== Provided records ==
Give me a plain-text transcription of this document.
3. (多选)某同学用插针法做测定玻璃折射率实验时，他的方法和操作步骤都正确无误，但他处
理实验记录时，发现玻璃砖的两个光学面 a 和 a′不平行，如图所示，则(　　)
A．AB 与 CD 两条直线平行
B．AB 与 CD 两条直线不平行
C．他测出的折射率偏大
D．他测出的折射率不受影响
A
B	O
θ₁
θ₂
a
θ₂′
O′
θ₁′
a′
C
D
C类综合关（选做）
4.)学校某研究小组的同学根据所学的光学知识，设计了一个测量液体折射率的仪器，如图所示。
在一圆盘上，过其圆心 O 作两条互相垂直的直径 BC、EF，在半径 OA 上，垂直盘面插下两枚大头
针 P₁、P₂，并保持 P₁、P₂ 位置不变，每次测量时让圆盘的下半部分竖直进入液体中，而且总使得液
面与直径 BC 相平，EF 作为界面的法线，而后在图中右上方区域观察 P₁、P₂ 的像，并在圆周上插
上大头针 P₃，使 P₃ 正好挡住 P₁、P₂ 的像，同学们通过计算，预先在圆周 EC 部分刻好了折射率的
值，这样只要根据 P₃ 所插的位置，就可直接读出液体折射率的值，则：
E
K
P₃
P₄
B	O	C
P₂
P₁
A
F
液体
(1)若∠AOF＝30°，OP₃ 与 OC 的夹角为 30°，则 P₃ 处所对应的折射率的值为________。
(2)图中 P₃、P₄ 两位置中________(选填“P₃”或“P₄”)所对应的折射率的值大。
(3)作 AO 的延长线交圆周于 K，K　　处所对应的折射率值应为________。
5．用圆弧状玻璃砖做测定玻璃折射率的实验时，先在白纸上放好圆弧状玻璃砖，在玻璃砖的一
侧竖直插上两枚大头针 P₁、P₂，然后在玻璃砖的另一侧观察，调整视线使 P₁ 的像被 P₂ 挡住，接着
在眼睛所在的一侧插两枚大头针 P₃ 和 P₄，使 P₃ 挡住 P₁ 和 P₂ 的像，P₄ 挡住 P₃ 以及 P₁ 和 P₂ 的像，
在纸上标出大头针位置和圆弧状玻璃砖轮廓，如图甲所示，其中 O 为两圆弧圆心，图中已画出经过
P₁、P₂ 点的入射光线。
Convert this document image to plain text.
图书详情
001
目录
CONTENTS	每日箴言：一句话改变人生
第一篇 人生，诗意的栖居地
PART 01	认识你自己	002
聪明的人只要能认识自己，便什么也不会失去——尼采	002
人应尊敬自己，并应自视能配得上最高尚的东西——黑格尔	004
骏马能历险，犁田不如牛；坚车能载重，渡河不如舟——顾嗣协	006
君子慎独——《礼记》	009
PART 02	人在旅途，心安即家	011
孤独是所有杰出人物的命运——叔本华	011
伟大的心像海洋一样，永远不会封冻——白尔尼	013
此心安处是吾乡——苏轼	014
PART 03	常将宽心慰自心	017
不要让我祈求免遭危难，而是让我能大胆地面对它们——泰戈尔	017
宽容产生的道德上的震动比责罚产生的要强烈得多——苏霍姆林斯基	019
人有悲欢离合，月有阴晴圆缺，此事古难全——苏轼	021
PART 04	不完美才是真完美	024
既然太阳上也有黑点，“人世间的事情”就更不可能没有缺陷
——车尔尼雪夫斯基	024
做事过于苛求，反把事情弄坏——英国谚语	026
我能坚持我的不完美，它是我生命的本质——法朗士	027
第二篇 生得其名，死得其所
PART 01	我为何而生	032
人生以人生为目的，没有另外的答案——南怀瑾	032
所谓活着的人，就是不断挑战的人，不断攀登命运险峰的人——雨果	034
===
[Request]
Send back all of the entries exactly, with nothing missing.

[Output]
Give me a plain-text transcription of this document.
3. (多选)某同学用插针法做测定玻璃折射率实验时，他的方法和操作步骤都正确无误，但他处
理实验记录时，发现玻璃砖的两个光学面 a 和 a′不平行，如图所示，则(　　)
A．AB 与 CD 两条直线平行
B．AB 与 CD 两条直线不平行
C．他测出的折射率偏大
D．他测出的折射率不受影响
A
B	O
θ₁
θ₂
a
θ₂′
O′
θ₁′
a′
C
D
C类综合关（选做）
4.)学校某研究小组的同学根据所学的光学知识，设计了一个测量液体折射率的仪器，如图所示。
在一圆盘上，过其圆心 O 作两条互相垂直的直径 BC、EF，在半径 OA 上，垂直盘面插下两枚大头
针 P₁、P₂，并保持 P₁、P₂ 位置不变，每次测量时让圆盘的下半部分竖直进入液体中，而且总使得液
面与直径 BC 相平，EF 作为界面的法线，而后在图中右上方区域观察 P₁、P₂ 的像，并在圆周上插
上大头针 P₃，使 P₃ 正好挡住 P₁、P₂ 的像，同学们通过计算，预先在圆周 EC 部分刻好了折射率的
值，这样只要根据 P₃ 所插的位置，就可直接读出液体折射率的值，则：
E
K
P₃
P₄
B	O	C
P₂
P₁
A
F
液体
(1)若∠AOF＝30°，OP₃ 与 OC 的夹角为 30°，则 P₃ 处所对应的折射率的值为________。
(2)图中 P₃、P₄ 两位置中________(选填“P₃”或“P₄”)所对应的折射率的值大。
(3)作 AO 的延长线交圆周于 K，K　　处所对应的折射率值应为________。
5．用圆弧状玻璃砖做测定玻璃折射率的实验时，先在白纸上放好圆弧状玻璃砖，在玻璃砖的一
侧竖直插上两枚大头针 P₁、P₂，然后在玻璃砖的另一侧观察，调整视线使 P₁ 的像被 P₂ 挡住，接着
在眼睛所在的一侧插两枚大头针 P₃ 和 P₄，使 P₃ 挡住 P₁ 和 P₂ 的像，P₄ 挡住 P₃ 以及 P₁ 和 P₂ 的像，
在纸上标出大头针位置和圆弧状玻璃砖轮廓，如图甲所示，其中 O 为两圆弧圆心，图中已画出经过
P₁、P₂ 点的入射光线。
Convert this document image to plain text.
图书详情
001
目录
CONTENTS	每日箴言：一句话改变人生
第一篇 人生，诗意的栖居地
PART 01	认识你自己	002
聪明的人只要能认识自己，便什么也不会失去——尼采	002
人应尊敬自己，并应自视能配得上最高尚的东西——黑格尔	004
骏马能历险，犁田不如牛；坚车能载重，渡河不如舟——顾嗣协	006
君子慎独——《礼记》	009
PART 02	人在旅途，心安即家	011
孤独是所有杰出人物的命运——叔本华	011
伟大的心像海洋一样，永远不会封冻——白尔尼	013
此心安处是吾乡——苏轼	014
PART 03	常将宽心慰自心	017
不要让我祈求免遭危难，而是让我能大胆地面对它们——泰戈尔	017
宽容产生的道德上的震动比责罚产生的要强烈得多——苏霍姆林斯基	019
人有悲欢离合，月有阴晴圆缺，此事古难全——苏轼	021
PART 04	不完美才是真完美	024
既然太阳上也有黑点，“人世间的事情”就更不可能没有缺陷
——车尔尼雪夫斯基	024
做事过于苛求，反把事情弄坏——英国谚语	026
我能坚持我的不完美，它是我生命的本质——法朗士	027
第二篇 生得其名，死得其所
PART 01	我为何而生	032
人生以人生为目的，没有另外的答案——南怀瑾	032
所谓活着的人，就是不断挑战的人，不断攀登命运险峰的人——雨果	034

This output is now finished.